__Given instruction__. Lines that hold the word "Земля" should be located and copied.

# START OF Records for processing

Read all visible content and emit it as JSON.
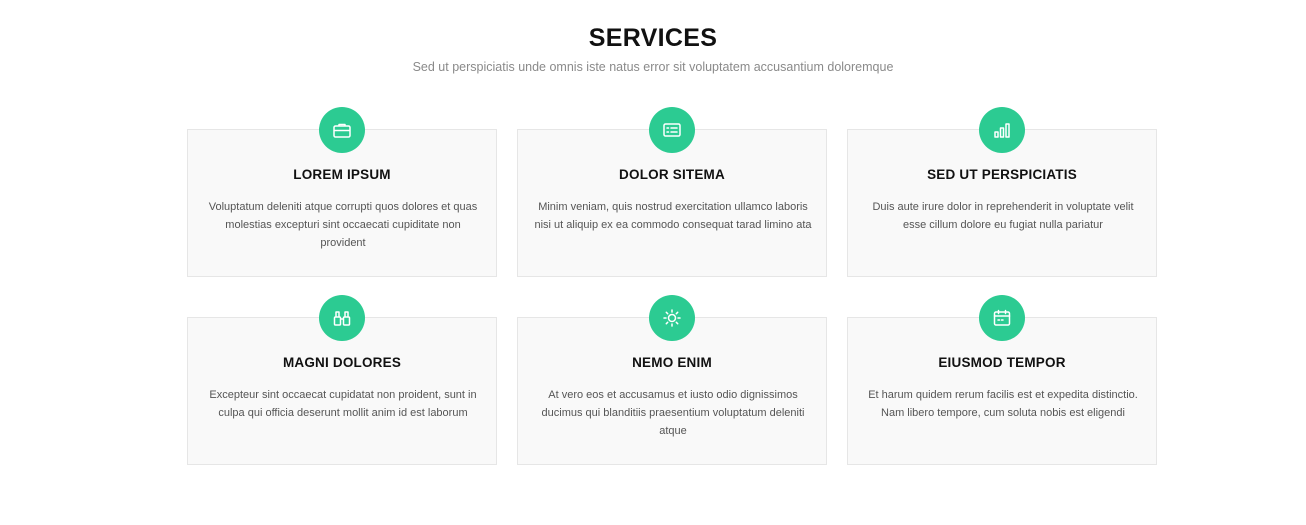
{
  "section": {
    "title": "SERVICES",
    "subtitle": "Sed ut perspiciatis unde omnis iste natus error sit voluptatem accusantium doloremque"
  },
  "accent_color": "#2ccb92",
  "services": [
    {
      "icon": "briefcase-icon",
      "title": "LOREM IPSUM",
      "text": "Voluptatum deleniti atque corrupti quos dolores et quas molestias excepturi sint occaecati cupiditate non provident"
    },
    {
      "icon": "card-checklist-icon",
      "title": "DOLOR SITEMA",
      "text": "Minim veniam, quis nostrud exercitation ullamco laboris nisi ut aliquip ex ea commodo consequat tarad limino ata"
    },
    {
      "icon": "bar-chart-icon",
      "title": "SED UT PERSPICIATIS",
      "text": "Duis aute irure dolor in reprehenderit in voluptate velit esse cillum dolore eu fugiat nulla pariatur"
    },
    {
      "icon": "binoculars-icon",
      "title": "MAGNI DOLORES",
      "text": "Excepteur sint occaecat cupidatat non proident, sunt in culpa qui officia deserunt mollit anim id est laborum"
    },
    {
      "icon": "brightness-icon",
      "title": "NEMO ENIM",
      "text": "At vero eos et accusamus et iusto odio dignissimos ducimus qui blanditiis praesentium voluptatum deleniti atque"
    },
    {
      "icon": "calendar-icon",
      "title": "EIUSMOD TEMPOR",
      "text": "Et harum quidem rerum facilis est et expedita distinctio. Nam libero tempore, cum soluta nobis est eligendi"
    }
  ]
}
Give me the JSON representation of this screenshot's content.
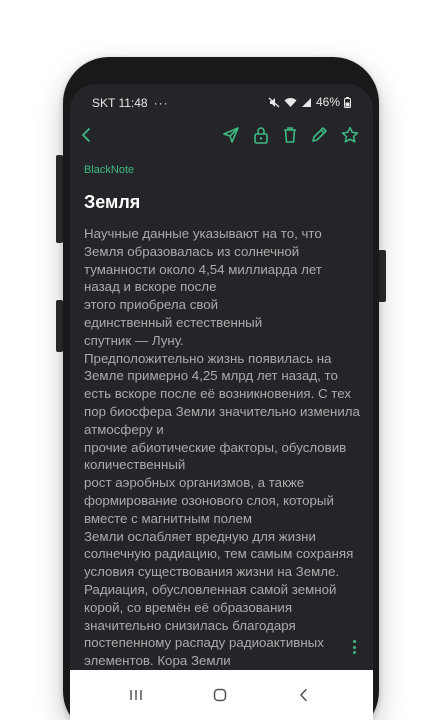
{
  "status_bar": {
    "time": "SKT 11:48",
    "more": "···",
    "battery": "46%"
  },
  "toolbar": {
    "icons": [
      "back-icon",
      "send-icon",
      "lock-icon",
      "trash-icon",
      "edit-icon",
      "star-icon"
    ],
    "accent_color": "#3fb984"
  },
  "note": {
    "app_label": "BlackNote",
    "title": "Земля",
    "body": "Научные данные указывают на то, что Земля образовалась из солнечной туманности около 4,54 миллиарда лет назад и вскоре после\nэтого приобрела свой\nединственный естественный\nспутник — Луну.\nПредположительно жизнь появилась на Земле примерно 4,25 млрд лет назад, то есть вскоре после её возникновения. С тех пор биосфера Земли значительно изменила атмосферу и\nпрочие абиотические факторы, обусловив количественный\nрост аэробных организмов, а также формирование озонового слоя, который вместе с магнитным полем\nЗемли ослабляет вредную для жизни солнечную радиацию, тем самым сохраняя условия существования жизни на Земле. Радиация, обусловленная самой земной корой, со времён её образования значительно снизилась благодаря постепенному распаду радиоактивных элементов. Кора Земли"
  },
  "navbar": {
    "icons": [
      "recent-apps-icon",
      "home-icon",
      "back-nav-icon"
    ]
  }
}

# END OF Records for processing

__Reply__.
    "title": "Земля",
    "body": "Научные данные указывают на то, что Земля образовалась из солнечной туманности около 4,54 миллиарда лет назад и вскоре после\nэтого приобрела свой\nединственный естественный\nспутник — Луну.\nПредположительно жизнь появилась на Земле примерно 4,25 млрд лет назад, то есть вскоре после её возникновения. С тех пор биосфера Земли значительно изменила атмосферу и\nпрочие абиотические факторы, обусловив количественный\nрост аэробных организмов, а также формирование озонового слоя, который вместе с магнитным полем\nЗемли ослабляет вредную для жизни солнечную радиацию, тем самым сохраняя условия существования жизни на Земле. Радиация, обусловленная самой земной корой, со времён её образования значительно снизилась благодаря постепенному распаду радиоактивных элементов. Кора Земли"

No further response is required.